# START OF Given information

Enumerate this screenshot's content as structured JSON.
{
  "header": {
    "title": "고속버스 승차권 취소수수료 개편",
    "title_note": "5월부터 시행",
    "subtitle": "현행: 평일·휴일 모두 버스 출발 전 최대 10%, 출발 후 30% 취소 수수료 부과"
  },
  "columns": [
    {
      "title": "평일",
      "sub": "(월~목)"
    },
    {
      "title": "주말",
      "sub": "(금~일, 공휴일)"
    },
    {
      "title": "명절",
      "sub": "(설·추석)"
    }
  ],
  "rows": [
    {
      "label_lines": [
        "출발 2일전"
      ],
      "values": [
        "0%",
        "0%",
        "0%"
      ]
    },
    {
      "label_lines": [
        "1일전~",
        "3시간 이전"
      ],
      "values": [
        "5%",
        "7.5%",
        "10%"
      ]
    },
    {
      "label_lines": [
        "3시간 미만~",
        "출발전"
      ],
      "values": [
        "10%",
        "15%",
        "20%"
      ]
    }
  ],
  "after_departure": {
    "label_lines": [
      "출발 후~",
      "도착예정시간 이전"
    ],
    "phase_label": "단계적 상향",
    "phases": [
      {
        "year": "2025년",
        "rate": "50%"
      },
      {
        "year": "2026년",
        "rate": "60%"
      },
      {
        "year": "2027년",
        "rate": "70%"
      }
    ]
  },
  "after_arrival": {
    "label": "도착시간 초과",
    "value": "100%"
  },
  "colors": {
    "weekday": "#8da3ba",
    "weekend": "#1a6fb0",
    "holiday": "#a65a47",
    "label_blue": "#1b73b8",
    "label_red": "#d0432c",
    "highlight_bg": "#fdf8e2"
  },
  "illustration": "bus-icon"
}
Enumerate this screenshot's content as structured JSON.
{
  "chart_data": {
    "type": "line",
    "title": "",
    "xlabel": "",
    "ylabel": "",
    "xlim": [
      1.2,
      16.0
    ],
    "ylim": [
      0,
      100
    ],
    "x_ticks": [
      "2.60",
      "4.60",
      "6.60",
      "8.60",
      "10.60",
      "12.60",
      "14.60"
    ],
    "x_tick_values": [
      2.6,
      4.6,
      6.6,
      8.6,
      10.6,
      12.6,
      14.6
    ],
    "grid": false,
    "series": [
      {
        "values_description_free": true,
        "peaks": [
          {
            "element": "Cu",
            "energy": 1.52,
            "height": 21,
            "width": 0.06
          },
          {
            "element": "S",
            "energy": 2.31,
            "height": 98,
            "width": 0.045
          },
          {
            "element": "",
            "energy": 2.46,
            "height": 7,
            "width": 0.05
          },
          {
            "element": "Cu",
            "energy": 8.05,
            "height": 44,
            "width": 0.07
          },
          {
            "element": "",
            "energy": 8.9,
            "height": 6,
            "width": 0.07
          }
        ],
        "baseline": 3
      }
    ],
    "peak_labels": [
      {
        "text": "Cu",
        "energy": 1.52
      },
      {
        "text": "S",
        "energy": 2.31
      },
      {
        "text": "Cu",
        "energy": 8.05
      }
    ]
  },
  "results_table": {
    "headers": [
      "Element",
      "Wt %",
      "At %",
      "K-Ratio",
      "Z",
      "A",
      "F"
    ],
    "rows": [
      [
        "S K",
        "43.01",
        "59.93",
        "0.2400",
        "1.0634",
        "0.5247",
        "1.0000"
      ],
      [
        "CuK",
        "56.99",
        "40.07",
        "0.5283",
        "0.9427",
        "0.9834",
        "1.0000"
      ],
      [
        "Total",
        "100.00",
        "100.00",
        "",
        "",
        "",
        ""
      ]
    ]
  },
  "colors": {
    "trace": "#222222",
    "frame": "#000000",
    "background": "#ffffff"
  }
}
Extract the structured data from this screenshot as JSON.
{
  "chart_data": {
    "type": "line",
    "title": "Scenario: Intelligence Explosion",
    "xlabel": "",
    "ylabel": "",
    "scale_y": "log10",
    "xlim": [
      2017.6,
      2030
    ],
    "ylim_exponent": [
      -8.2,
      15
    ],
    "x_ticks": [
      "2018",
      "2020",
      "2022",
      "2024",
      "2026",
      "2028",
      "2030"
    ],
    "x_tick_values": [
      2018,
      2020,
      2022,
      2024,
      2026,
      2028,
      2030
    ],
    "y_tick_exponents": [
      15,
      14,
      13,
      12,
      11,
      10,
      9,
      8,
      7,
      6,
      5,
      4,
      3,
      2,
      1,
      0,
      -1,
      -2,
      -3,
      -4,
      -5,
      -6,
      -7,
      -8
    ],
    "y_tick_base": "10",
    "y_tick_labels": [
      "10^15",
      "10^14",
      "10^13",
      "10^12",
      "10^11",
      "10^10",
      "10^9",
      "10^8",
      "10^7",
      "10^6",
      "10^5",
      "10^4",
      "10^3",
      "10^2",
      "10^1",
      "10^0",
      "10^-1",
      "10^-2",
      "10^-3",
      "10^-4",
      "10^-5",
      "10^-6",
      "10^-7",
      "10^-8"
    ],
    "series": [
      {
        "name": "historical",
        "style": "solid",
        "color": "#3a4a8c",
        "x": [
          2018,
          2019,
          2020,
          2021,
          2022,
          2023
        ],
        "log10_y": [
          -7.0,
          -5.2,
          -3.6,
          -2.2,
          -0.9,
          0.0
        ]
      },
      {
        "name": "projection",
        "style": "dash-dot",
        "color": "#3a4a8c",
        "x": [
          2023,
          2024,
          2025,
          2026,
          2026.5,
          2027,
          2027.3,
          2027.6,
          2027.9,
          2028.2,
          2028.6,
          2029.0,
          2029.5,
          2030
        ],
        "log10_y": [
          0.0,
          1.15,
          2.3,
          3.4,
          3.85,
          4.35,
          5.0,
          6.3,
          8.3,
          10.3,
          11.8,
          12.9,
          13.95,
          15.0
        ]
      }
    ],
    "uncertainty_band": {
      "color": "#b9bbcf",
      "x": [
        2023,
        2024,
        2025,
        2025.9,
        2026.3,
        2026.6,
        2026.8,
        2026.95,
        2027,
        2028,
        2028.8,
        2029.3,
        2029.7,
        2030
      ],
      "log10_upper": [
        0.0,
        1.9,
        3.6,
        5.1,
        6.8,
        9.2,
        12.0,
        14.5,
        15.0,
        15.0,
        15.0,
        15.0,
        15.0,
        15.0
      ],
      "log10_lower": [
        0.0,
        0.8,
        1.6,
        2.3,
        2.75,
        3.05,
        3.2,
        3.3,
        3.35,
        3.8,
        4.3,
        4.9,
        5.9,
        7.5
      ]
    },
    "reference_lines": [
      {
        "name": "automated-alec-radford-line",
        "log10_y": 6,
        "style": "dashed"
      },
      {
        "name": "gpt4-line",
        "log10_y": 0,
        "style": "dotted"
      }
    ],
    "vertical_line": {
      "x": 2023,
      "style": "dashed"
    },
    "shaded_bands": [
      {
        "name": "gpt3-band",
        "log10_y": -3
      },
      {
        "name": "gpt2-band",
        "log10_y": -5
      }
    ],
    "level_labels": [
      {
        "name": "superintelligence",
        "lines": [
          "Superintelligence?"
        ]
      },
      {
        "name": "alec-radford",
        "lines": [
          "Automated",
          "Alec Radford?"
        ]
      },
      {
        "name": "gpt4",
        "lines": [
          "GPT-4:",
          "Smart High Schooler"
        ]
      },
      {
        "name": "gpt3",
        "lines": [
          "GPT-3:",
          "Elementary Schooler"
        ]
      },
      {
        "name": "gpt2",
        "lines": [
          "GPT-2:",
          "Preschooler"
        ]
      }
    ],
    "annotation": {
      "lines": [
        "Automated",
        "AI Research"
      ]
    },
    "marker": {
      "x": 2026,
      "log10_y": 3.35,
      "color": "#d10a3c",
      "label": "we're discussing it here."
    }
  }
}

# END OF Given information

*Written task*
Output the data above exactly, please, line for line.

*Answer to this task*
Enumerate this screenshot's content as structured JSON.
{
  "header": {
    "title": "고속버스 승차권 취소수수료 개편",
    "title_note": "5월부터 시행",
    "subtitle": "현행: 평일·휴일 모두 버스 출발 전 최대 10%, 출발 후 30% 취소 수수료 부과"
  },
  "columns": [
    {
      "title": "평일",
      "sub": "(월~목)"
    },
    {
      "title": "주말",
      "sub": "(금~일, 공휴일)"
    },
    {
      "title": "명절",
      "sub": "(설·추석)"
    }
  ],
  "rows": [
    {
      "label_lines": [
        "출발 2일전"
      ],
      "values": [
        "0%",
        "0%",
        "0%"
      ]
    },
    {
      "label_lines": [
        "1일전~",
        "3시간 이전"
      ],
      "values": [
        "5%",
        "7.5%",
        "10%"
      ]
    },
    {
      "label_lines": [
        "3시간 미만~",
        "출발전"
      ],
      "values": [
        "10%",
        "15%",
        "20%"
      ]
    }
  ],
  "after_departure": {
    "label_lines": [
      "출발 후~",
      "도착예정시간 이전"
    ],
    "phase_label": "단계적 상향",
    "phases": [
      {
        "year": "2025년",
        "rate": "50%"
      },
      {
        "year": "2026년",
        "rate": "60%"
      },
      {
        "year": "2027년",
        "rate": "70%"
      }
    ]
  },
  "after_arrival": {
    "label": "도착시간 초과",
    "value": "100%"
  },
  "colors": {
    "weekday": "#8da3ba",
    "weekend": "#1a6fb0",
    "holiday": "#a65a47",
    "label_blue": "#1b73b8",
    "label_red": "#d0432c",
    "highlight_bg": "#fdf8e2"
  },
  "illustration": "bus-icon"
}
Enumerate this screenshot's content as structured JSON.
{
  "chart_data": {
    "type": "line",
    "title": "",
    "xlabel": "",
    "ylabel": "",
    "xlim": [
      1.2,
      16.0
    ],
    "ylim": [
      0,
      100
    ],
    "x_ticks": [
      "2.60",
      "4.60",
      "6.60",
      "8.60",
      "10.60",
      "12.60",
      "14.60"
    ],
    "x_tick_values": [
      2.6,
      4.6,
      6.6,
      8.6,
      10.6,
      12.6,
      14.6
    ],
    "grid": false,
    "series": [
      {
        "values_description_free": true,
        "peaks": [
          {
            "element": "Cu",
            "energy": 1.52,
            "height": 21,
            "width": 0.06
          },
          {
            "element": "S",
            "energy": 2.31,
            "height": 98,
            "width": 0.045
          },
          {
            "element": "",
            "energy": 2.46,
            "height": 7,
            "width": 0.05
          },
          {
            "element": "Cu",
            "energy": 8.05,
            "height": 44,
            "width": 0.07
          },
          {
            "element": "",
            "energy": 8.9,
            "height": 6,
            "width": 0.07
          }
        ],
        "baseline": 3
      }
    ],
    "peak_labels": [
      {
        "text": "Cu",
        "energy": 1.52
      },
      {
        "text": "S",
        "energy": 2.31
      },
      {
        "text": "Cu",
        "energy": 8.05
      }
    ]
  },
  "results_table": {
    "headers": [
      "Element",
      "Wt %",
      "At %",
      "K-Ratio",
      "Z",
      "A",
      "F"
    ],
    "rows": [
      [
        "S K",
        "43.01",
        "59.93",
        "0.2400",
        "1.0634",
        "0.5247",
        "1.0000"
      ],
      [
        "CuK",
        "56.99",
        "40.07",
        "0.5283",
        "0.9427",
        "0.9834",
        "1.0000"
      ],
      [
        "Total",
        "100.00",
        "100.00",
        "",
        "",
        "",
        ""
      ]
    ]
  },
  "colors": {
    "trace": "#222222",
    "frame": "#000000",
    "background": "#ffffff"
  }
}
Extract the structured data from this screenshot as JSON.
{
  "chart_data": {
    "type": "line",
    "title": "Scenario: Intelligence Explosion",
    "xlabel": "",
    "ylabel": "",
    "scale_y": "log10",
    "xlim": [
      2017.6,
      2030
    ],
    "ylim_exponent": [
      -8.2,
      15
    ],
    "x_ticks": [
      "2018",
      "2020",
      "2022",
      "2024",
      "2026",
      "2028",
      "2030"
    ],
    "x_tick_values": [
      2018,
      2020,
      2022,
      2024,
      2026,
      2028,
      2030
    ],
    "y_tick_exponents": [
      15,
      14,
      13,
      12,
      11,
      10,
      9,
      8,
      7,
      6,
      5,
      4,
      3,
      2,
      1,
      0,
      -1,
      -2,
      -3,
      -4,
      -5,
      -6,
      -7,
      -8
    ],
    "y_tick_base": "10",
    "y_tick_labels": [
      "10^15",
      "10^14",
      "10^13",
      "10^12",
      "10^11",
      "10^10",
      "10^9",
      "10^8",
      "10^7",
      "10^6",
      "10^5",
      "10^4",
      "10^3",
      "10^2",
      "10^1",
      "10^0",
      "10^-1",
      "10^-2",
      "10^-3",
      "10^-4",
      "10^-5",
      "10^-6",
      "10^-7",
      "10^-8"
    ],
    "series": [
      {
        "name": "historical",
        "style": "solid",
        "color": "#3a4a8c",
        "x": [
          2018,
          2019,
          2020,
          2021,
          2022,
          2023
        ],
        "log10_y": [
          -7.0,
          -5.2,
          -3.6,
          -2.2,
          -0.9,
          0.0
        ]
      },
      {
        "name": "projection",
        "style": "dash-dot",
        "color": "#3a4a8c",
        "x": [
          2023,
          2024,
          2025,
          2026,
          2026.5,
          2027,
          2027.3,
          2027.6,
          2027.9,
          2028.2,
          2028.6,
          2029.0,
          2029.5,
          2030
        ],
        "log10_y": [
          0.0,
          1.15,
          2.3,
          3.4,
          3.85,
          4.35,
          5.0,
          6.3,
          8.3,
          10.3,
          11.8,
          12.9,
          13.95,
          15.0
        ]
      }
    ],
    "uncertainty_band": {
      "color": "#b9bbcf",
      "x": [
        2023,
        2024,
        2025,
        2025.9,
        2026.3,
        2026.6,
        2026.8,
        2026.95,
        2027,
        2028,
        2028.8,
        2029.3,
        2029.7,
        2030
      ],
      "log10_upper": [
        0.0,
        1.9,
        3.6,
        5.1,
        6.8,
        9.2,
        12.0,
        14.5,
        15.0,
        15.0,
        15.0,
        15.0,
        15.0,
        15.0
      ],
      "log10_lower": [
        0.0,
        0.8,
        1.6,
        2.3,
        2.75,
        3.05,
        3.2,
        3.3,
        3.35,
        3.8,
        4.3,
        4.9,
        5.9,
        7.5
      ]
    },
    "reference_lines": [
      {
        "name": "automated-alec-radford-line",
        "log10_y": 6,
        "style": "dashed"
      },
      {
        "name": "gpt4-line",
        "log10_y": 0,
        "style": "dotted"
      }
    ],
    "vertical_line": {
      "x": 2023,
      "style": "dashed"
    },
    "shaded_bands": [
      {
        "name": "gpt3-band",
        "log10_y": -3
      },
      {
        "name": "gpt2-band",
        "log10_y": -5
      }
    ],
    "level_labels": [
      {
        "name": "superintelligence",
        "lines": [
          "Superintelligence?"
        ]
      },
      {
        "name": "alec-radford",
        "lines": [
          "Automated",
          "Alec Radford?"
        ]
      },
      {
        "name": "gpt4",
        "lines": [
          "GPT-4:",
          "Smart High Schooler"
        ]
      },
      {
        "name": "gpt3",
        "lines": [
          "GPT-3:",
          "Elementary Schooler"
        ]
      },
      {
        "name": "gpt2",
        "lines": [
          "GPT-2:",
          "Preschooler"
        ]
      }
    ],
    "annotation": {
      "lines": [
        "Automated",
        "AI Research"
      ]
    },
    "marker": {
      "x": 2026,
      "log10_y": 3.35,
      "color": "#d10a3c",
      "label": "we're discussing it here."
    }
  }
}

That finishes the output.